*Set exercise*
Lines holding the string "Международная" are the ones to copy from this listing.

*Entries provided*
──────────

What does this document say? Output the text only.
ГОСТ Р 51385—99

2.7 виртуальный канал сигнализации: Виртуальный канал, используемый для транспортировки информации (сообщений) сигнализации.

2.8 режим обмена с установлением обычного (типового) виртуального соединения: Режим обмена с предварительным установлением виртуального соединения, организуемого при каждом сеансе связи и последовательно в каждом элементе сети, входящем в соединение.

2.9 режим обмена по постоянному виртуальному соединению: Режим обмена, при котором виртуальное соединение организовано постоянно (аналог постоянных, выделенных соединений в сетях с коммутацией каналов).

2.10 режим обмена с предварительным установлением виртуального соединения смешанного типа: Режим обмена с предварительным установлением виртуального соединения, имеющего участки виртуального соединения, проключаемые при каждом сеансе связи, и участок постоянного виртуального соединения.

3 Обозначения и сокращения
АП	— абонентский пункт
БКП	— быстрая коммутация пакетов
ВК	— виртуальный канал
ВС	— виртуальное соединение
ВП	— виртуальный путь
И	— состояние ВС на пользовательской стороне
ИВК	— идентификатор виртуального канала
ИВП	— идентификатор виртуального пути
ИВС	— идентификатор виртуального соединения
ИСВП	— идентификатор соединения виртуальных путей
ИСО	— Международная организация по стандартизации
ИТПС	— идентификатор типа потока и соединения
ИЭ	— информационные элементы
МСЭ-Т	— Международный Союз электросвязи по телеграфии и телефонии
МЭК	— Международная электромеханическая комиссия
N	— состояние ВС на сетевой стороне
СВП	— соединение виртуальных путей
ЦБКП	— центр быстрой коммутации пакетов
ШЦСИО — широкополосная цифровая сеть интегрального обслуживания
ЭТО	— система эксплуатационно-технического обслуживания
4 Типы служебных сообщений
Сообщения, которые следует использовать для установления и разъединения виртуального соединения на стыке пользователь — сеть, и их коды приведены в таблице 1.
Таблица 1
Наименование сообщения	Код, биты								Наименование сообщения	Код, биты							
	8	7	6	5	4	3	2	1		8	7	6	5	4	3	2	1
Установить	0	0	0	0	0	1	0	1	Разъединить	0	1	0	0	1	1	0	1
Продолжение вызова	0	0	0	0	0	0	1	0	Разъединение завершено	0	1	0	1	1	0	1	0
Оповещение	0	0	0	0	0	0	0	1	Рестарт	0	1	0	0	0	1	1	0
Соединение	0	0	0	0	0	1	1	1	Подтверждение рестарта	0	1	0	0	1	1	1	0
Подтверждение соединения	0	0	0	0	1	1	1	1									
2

──────────

*Exercise solution*
ИСО	— Международная организация по стандартизации
МЭК	— Международная электромеханическая комиссия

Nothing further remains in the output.